┌──

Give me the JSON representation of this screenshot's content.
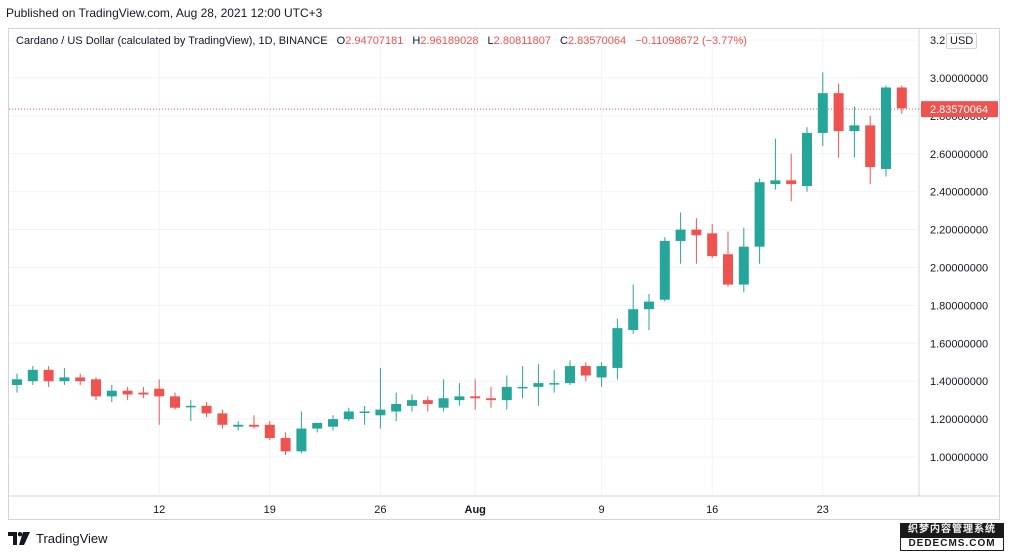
{
  "header": {
    "published": "Published on TradingView.com, Aug 28, 2021 12:00 UTC+3"
  },
  "legend": {
    "title": "Cardano / US Dollar (calculated by TradingView), 1D, BINANCE",
    "o_label": "O",
    "o_value": "2.94707181",
    "h_label": "H",
    "h_value": "2.96189028",
    "l_label": "L",
    "l_value": "2.80811807",
    "c_label": "C",
    "c_value": "2.83570064",
    "change": "−0.11098672 (−3.77%)"
  },
  "axis": {
    "currency": "USD",
    "current_price_label": "2.83570064"
  },
  "footer": {
    "brand": "TradingView"
  },
  "watermark": {
    "line1": "织梦内容管理系统",
    "line2": "DEDECMS.COM"
  },
  "colors": {
    "up": "#26a69a",
    "down": "#ef5350",
    "grid": "#f0f3fa",
    "axis_text": "#131722",
    "price_line": "#ef5350"
  },
  "chart_data": {
    "type": "candlestick",
    "title": "Cardano / US Dollar (calculated by TradingView), 1D, BINANCE",
    "ylim": [
      0.8,
      3.2
    ],
    "y_ticks": [
      "1.00000000",
      "1.20000000",
      "1.40000000",
      "1.60000000",
      "1.80000000",
      "2.00000000",
      "2.20000000",
      "2.40000000",
      "2.60000000",
      "2.80000000",
      "3.00000000",
      "3.2"
    ],
    "y_tick_values": [
      1.0,
      1.2,
      1.4,
      1.6,
      1.8,
      2.0,
      2.2,
      2.4,
      2.6,
      2.8,
      3.0,
      3.2
    ],
    "x_ticks": [
      {
        "label": "12",
        "index": 9
      },
      {
        "label": "19",
        "index": 16
      },
      {
        "label": "26",
        "index": 23
      },
      {
        "label": "Aug",
        "index": 29
      },
      {
        "label": "9",
        "index": 37
      },
      {
        "label": "16",
        "index": 44
      },
      {
        "label": "23",
        "index": 51
      }
    ],
    "current_price": 2.8357,
    "grid": true,
    "candles": [
      {
        "o": 1.38,
        "h": 1.44,
        "l": 1.34,
        "c": 1.41
      },
      {
        "o": 1.4,
        "h": 1.48,
        "l": 1.38,
        "c": 1.46
      },
      {
        "o": 1.46,
        "h": 1.48,
        "l": 1.37,
        "c": 1.4
      },
      {
        "o": 1.4,
        "h": 1.47,
        "l": 1.38,
        "c": 1.42
      },
      {
        "o": 1.42,
        "h": 1.44,
        "l": 1.38,
        "c": 1.4
      },
      {
        "o": 1.41,
        "h": 1.42,
        "l": 1.3,
        "c": 1.32
      },
      {
        "o": 1.32,
        "h": 1.38,
        "l": 1.29,
        "c": 1.35
      },
      {
        "o": 1.35,
        "h": 1.37,
        "l": 1.3,
        "c": 1.33
      },
      {
        "o": 1.34,
        "h": 1.37,
        "l": 1.31,
        "c": 1.33
      },
      {
        "o": 1.36,
        "h": 1.41,
        "l": 1.17,
        "c": 1.32
      },
      {
        "o": 1.32,
        "h": 1.34,
        "l": 1.25,
        "c": 1.26
      },
      {
        "o": 1.27,
        "h": 1.3,
        "l": 1.19,
        "c": 1.27
      },
      {
        "o": 1.27,
        "h": 1.29,
        "l": 1.21,
        "c": 1.23
      },
      {
        "o": 1.23,
        "h": 1.25,
        "l": 1.15,
        "c": 1.17
      },
      {
        "o": 1.16,
        "h": 1.19,
        "l": 1.14,
        "c": 1.17
      },
      {
        "o": 1.17,
        "h": 1.22,
        "l": 1.15,
        "c": 1.16
      },
      {
        "o": 1.17,
        "h": 1.19,
        "l": 1.09,
        "c": 1.1
      },
      {
        "o": 1.1,
        "h": 1.13,
        "l": 1.01,
        "c": 1.03
      },
      {
        "o": 1.03,
        "h": 1.24,
        "l": 1.02,
        "c": 1.15
      },
      {
        "o": 1.15,
        "h": 1.18,
        "l": 1.13,
        "c": 1.18
      },
      {
        "o": 1.16,
        "h": 1.22,
        "l": 1.14,
        "c": 1.2
      },
      {
        "o": 1.2,
        "h": 1.26,
        "l": 1.19,
        "c": 1.24
      },
      {
        "o": 1.24,
        "h": 1.27,
        "l": 1.17,
        "c": 1.24
      },
      {
        "o": 1.22,
        "h": 1.47,
        "l": 1.15,
        "c": 1.25
      },
      {
        "o": 1.24,
        "h": 1.34,
        "l": 1.19,
        "c": 1.28
      },
      {
        "o": 1.27,
        "h": 1.33,
        "l": 1.24,
        "c": 1.3
      },
      {
        "o": 1.3,
        "h": 1.32,
        "l": 1.24,
        "c": 1.28
      },
      {
        "o": 1.26,
        "h": 1.41,
        "l": 1.24,
        "c": 1.31
      },
      {
        "o": 1.3,
        "h": 1.39,
        "l": 1.27,
        "c": 1.32
      },
      {
        "o": 1.32,
        "h": 1.41,
        "l": 1.25,
        "c": 1.31
      },
      {
        "o": 1.31,
        "h": 1.37,
        "l": 1.26,
        "c": 1.3
      },
      {
        "o": 1.3,
        "h": 1.43,
        "l": 1.25,
        "c": 1.37
      },
      {
        "o": 1.37,
        "h": 1.48,
        "l": 1.31,
        "c": 1.37
      },
      {
        "o": 1.37,
        "h": 1.49,
        "l": 1.27,
        "c": 1.39
      },
      {
        "o": 1.39,
        "h": 1.46,
        "l": 1.34,
        "c": 1.39
      },
      {
        "o": 1.39,
        "h": 1.51,
        "l": 1.38,
        "c": 1.48
      },
      {
        "o": 1.48,
        "h": 1.5,
        "l": 1.4,
        "c": 1.43
      },
      {
        "o": 1.42,
        "h": 1.5,
        "l": 1.37,
        "c": 1.48
      },
      {
        "o": 1.47,
        "h": 1.73,
        "l": 1.41,
        "c": 1.68
      },
      {
        "o": 1.67,
        "h": 1.91,
        "l": 1.65,
        "c": 1.78
      },
      {
        "o": 1.78,
        "h": 1.86,
        "l": 1.67,
        "c": 1.82
      },
      {
        "o": 1.83,
        "h": 2.16,
        "l": 1.82,
        "c": 2.14
      },
      {
        "o": 2.14,
        "h": 2.29,
        "l": 2.02,
        "c": 2.2
      },
      {
        "o": 2.2,
        "h": 2.26,
        "l": 2.02,
        "c": 2.17
      },
      {
        "o": 2.18,
        "h": 2.23,
        "l": 2.05,
        "c": 2.06
      },
      {
        "o": 2.07,
        "h": 2.19,
        "l": 1.9,
        "c": 1.91
      },
      {
        "o": 1.91,
        "h": 2.21,
        "l": 1.87,
        "c": 2.11
      },
      {
        "o": 2.11,
        "h": 2.47,
        "l": 2.02,
        "c": 2.45
      },
      {
        "o": 2.44,
        "h": 2.68,
        "l": 2.41,
        "c": 2.46
      },
      {
        "o": 2.46,
        "h": 2.6,
        "l": 2.35,
        "c": 2.44
      },
      {
        "o": 2.43,
        "h": 2.74,
        "l": 2.4,
        "c": 2.71
      },
      {
        "o": 2.71,
        "h": 3.03,
        "l": 2.64,
        "c": 2.92
      },
      {
        "o": 2.92,
        "h": 2.97,
        "l": 2.58,
        "c": 2.72
      },
      {
        "o": 2.72,
        "h": 2.85,
        "l": 2.58,
        "c": 2.75
      },
      {
        "o": 2.75,
        "h": 2.8,
        "l": 2.44,
        "c": 2.53
      },
      {
        "o": 2.52,
        "h": 2.96,
        "l": 2.48,
        "c": 2.95
      },
      {
        "o": 2.95,
        "h": 2.96,
        "l": 2.81,
        "c": 2.84
      }
    ]
  }
}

└──

Exercise directions:
Every line above should be repeated exactly; pictures stay out of the copy.

Exercise result:
Give me the JSON representation of this screenshot's content.
{
  "header": {
    "published": "Published on TradingView.com, Aug 28, 2021 12:00 UTC+3"
  },
  "legend": {
    "title": "Cardano / US Dollar (calculated by TradingView), 1D, BINANCE",
    "o_label": "O",
    "o_value": "2.94707181",
    "h_label": "H",
    "h_value": "2.96189028",
    "l_label": "L",
    "l_value": "2.80811807",
    "c_label": "C",
    "c_value": "2.83570064",
    "change": "−0.11098672 (−3.77%)"
  },
  "axis": {
    "currency": "USD",
    "current_price_label": "2.83570064"
  },
  "footer": {
    "brand": "TradingView"
  },
  "watermark": {
    "line1": "织梦内容管理系统",
    "line2": "DEDECMS.COM"
  },
  "colors": {
    "up": "#26a69a",
    "down": "#ef5350",
    "grid": "#f0f3fa",
    "axis_text": "#131722",
    "price_line": "#ef5350"
  },
  "chart_data": {
    "type": "candlestick",
    "title": "Cardano / US Dollar (calculated by TradingView), 1D, BINANCE",
    "ylim": [
      0.8,
      3.2
    ],
    "y_ticks": [
      "1.00000000",
      "1.20000000",
      "1.40000000",
      "1.60000000",
      "1.80000000",
      "2.00000000",
      "2.20000000",
      "2.40000000",
      "2.60000000",
      "2.80000000",
      "3.00000000",
      "3.2"
    ],
    "y_tick_values": [
      1.0,
      1.2,
      1.4,
      1.6,
      1.8,
      2.0,
      2.2,
      2.4,
      2.6,
      2.8,
      3.0,
      3.2
    ],
    "x_ticks": [
      {
        "label": "12",
        "index": 9
      },
      {
        "label": "19",
        "index": 16
      },
      {
        "label": "26",
        "index": 23
      },
      {
        "label": "Aug",
        "index": 29
      },
      {
        "label": "9",
        "index": 37
      },
      {
        "label": "16",
        "index": 44
      },
      {
        "label": "23",
        "index": 51
      }
    ],
    "current_price": 2.8357,
    "grid": true,
    "candles": [
      {
        "o": 1.38,
        "h": 1.44,
        "l": 1.34,
        "c": 1.41
      },
      {
        "o": 1.4,
        "h": 1.48,
        "l": 1.38,
        "c": 1.46
      },
      {
        "o": 1.46,
        "h": 1.48,
        "l": 1.37,
        "c": 1.4
      },
      {
        "o": 1.4,
        "h": 1.47,
        "l": 1.38,
        "c": 1.42
      },
      {
        "o": 1.42,
        "h": 1.44,
        "l": 1.38,
        "c": 1.4
      },
      {
        "o": 1.41,
        "h": 1.42,
        "l": 1.3,
        "c": 1.32
      },
      {
        "o": 1.32,
        "h": 1.38,
        "l": 1.29,
        "c": 1.35
      },
      {
        "o": 1.35,
        "h": 1.37,
        "l": 1.3,
        "c": 1.33
      },
      {
        "o": 1.34,
        "h": 1.37,
        "l": 1.31,
        "c": 1.33
      },
      {
        "o": 1.36,
        "h": 1.41,
        "l": 1.17,
        "c": 1.32
      },
      {
        "o": 1.32,
        "h": 1.34,
        "l": 1.25,
        "c": 1.26
      },
      {
        "o": 1.27,
        "h": 1.3,
        "l": 1.19,
        "c": 1.27
      },
      {
        "o": 1.27,
        "h": 1.29,
        "l": 1.21,
        "c": 1.23
      },
      {
        "o": 1.23,
        "h": 1.25,
        "l": 1.15,
        "c": 1.17
      },
      {
        "o": 1.16,
        "h": 1.19,
        "l": 1.14,
        "c": 1.17
      },
      {
        "o": 1.17,
        "h": 1.22,
        "l": 1.15,
        "c": 1.16
      },
      {
        "o": 1.17,
        "h": 1.19,
        "l": 1.09,
        "c": 1.1
      },
      {
        "o": 1.1,
        "h": 1.13,
        "l": 1.01,
        "c": 1.03
      },
      {
        "o": 1.03,
        "h": 1.24,
        "l": 1.02,
        "c": 1.15
      },
      {
        "o": 1.15,
        "h": 1.18,
        "l": 1.13,
        "c": 1.18
      },
      {
        "o": 1.16,
        "h": 1.22,
        "l": 1.14,
        "c": 1.2
      },
      {
        "o": 1.2,
        "h": 1.26,
        "l": 1.19,
        "c": 1.24
      },
      {
        "o": 1.24,
        "h": 1.27,
        "l": 1.17,
        "c": 1.24
      },
      {
        "o": 1.22,
        "h": 1.47,
        "l": 1.15,
        "c": 1.25
      },
      {
        "o": 1.24,
        "h": 1.34,
        "l": 1.19,
        "c": 1.28
      },
      {
        "o": 1.27,
        "h": 1.33,
        "l": 1.24,
        "c": 1.3
      },
      {
        "o": 1.3,
        "h": 1.32,
        "l": 1.24,
        "c": 1.28
      },
      {
        "o": 1.26,
        "h": 1.41,
        "l": 1.24,
        "c": 1.31
      },
      {
        "o": 1.3,
        "h": 1.39,
        "l": 1.27,
        "c": 1.32
      },
      {
        "o": 1.32,
        "h": 1.41,
        "l": 1.25,
        "c": 1.31
      },
      {
        "o": 1.31,
        "h": 1.37,
        "l": 1.26,
        "c": 1.3
      },
      {
        "o": 1.3,
        "h": 1.43,
        "l": 1.25,
        "c": 1.37
      },
      {
        "o": 1.37,
        "h": 1.48,
        "l": 1.31,
        "c": 1.37
      },
      {
        "o": 1.37,
        "h": 1.49,
        "l": 1.27,
        "c": 1.39
      },
      {
        "o": 1.39,
        "h": 1.46,
        "l": 1.34,
        "c": 1.39
      },
      {
        "o": 1.39,
        "h": 1.51,
        "l": 1.38,
        "c": 1.48
      },
      {
        "o": 1.48,
        "h": 1.5,
        "l": 1.4,
        "c": 1.43
      },
      {
        "o": 1.42,
        "h": 1.5,
        "l": 1.37,
        "c": 1.48
      },
      {
        "o": 1.47,
        "h": 1.73,
        "l": 1.41,
        "c": 1.68
      },
      {
        "o": 1.67,
        "h": 1.91,
        "l": 1.65,
        "c": 1.78
      },
      {
        "o": 1.78,
        "h": 1.86,
        "l": 1.67,
        "c": 1.82
      },
      {
        "o": 1.83,
        "h": 2.16,
        "l": 1.82,
        "c": 2.14
      },
      {
        "o": 2.14,
        "h": 2.29,
        "l": 2.02,
        "c": 2.2
      },
      {
        "o": 2.2,
        "h": 2.26,
        "l": 2.02,
        "c": 2.17
      },
      {
        "o": 2.18,
        "h": 2.23,
        "l": 2.05,
        "c": 2.06
      },
      {
        "o": 2.07,
        "h": 2.19,
        "l": 1.9,
        "c": 1.91
      },
      {
        "o": 1.91,
        "h": 2.21,
        "l": 1.87,
        "c": 2.11
      },
      {
        "o": 2.11,
        "h": 2.47,
        "l": 2.02,
        "c": 2.45
      },
      {
        "o": 2.44,
        "h": 2.68,
        "l": 2.41,
        "c": 2.46
      },
      {
        "o": 2.46,
        "h": 2.6,
        "l": 2.35,
        "c": 2.44
      },
      {
        "o": 2.43,
        "h": 2.74,
        "l": 2.4,
        "c": 2.71
      },
      {
        "o": 2.71,
        "h": 3.03,
        "l": 2.64,
        "c": 2.92
      },
      {
        "o": 2.92,
        "h": 2.97,
        "l": 2.58,
        "c": 2.72
      },
      {
        "o": 2.72,
        "h": 2.85,
        "l": 2.58,
        "c": 2.75
      },
      {
        "o": 2.75,
        "h": 2.8,
        "l": 2.44,
        "c": 2.53
      },
      {
        "o": 2.52,
        "h": 2.96,
        "l": 2.48,
        "c": 2.95
      },
      {
        "o": 2.95,
        "h": 2.96,
        "l": 2.81,
        "c": 2.84
      }
    ]
  }
}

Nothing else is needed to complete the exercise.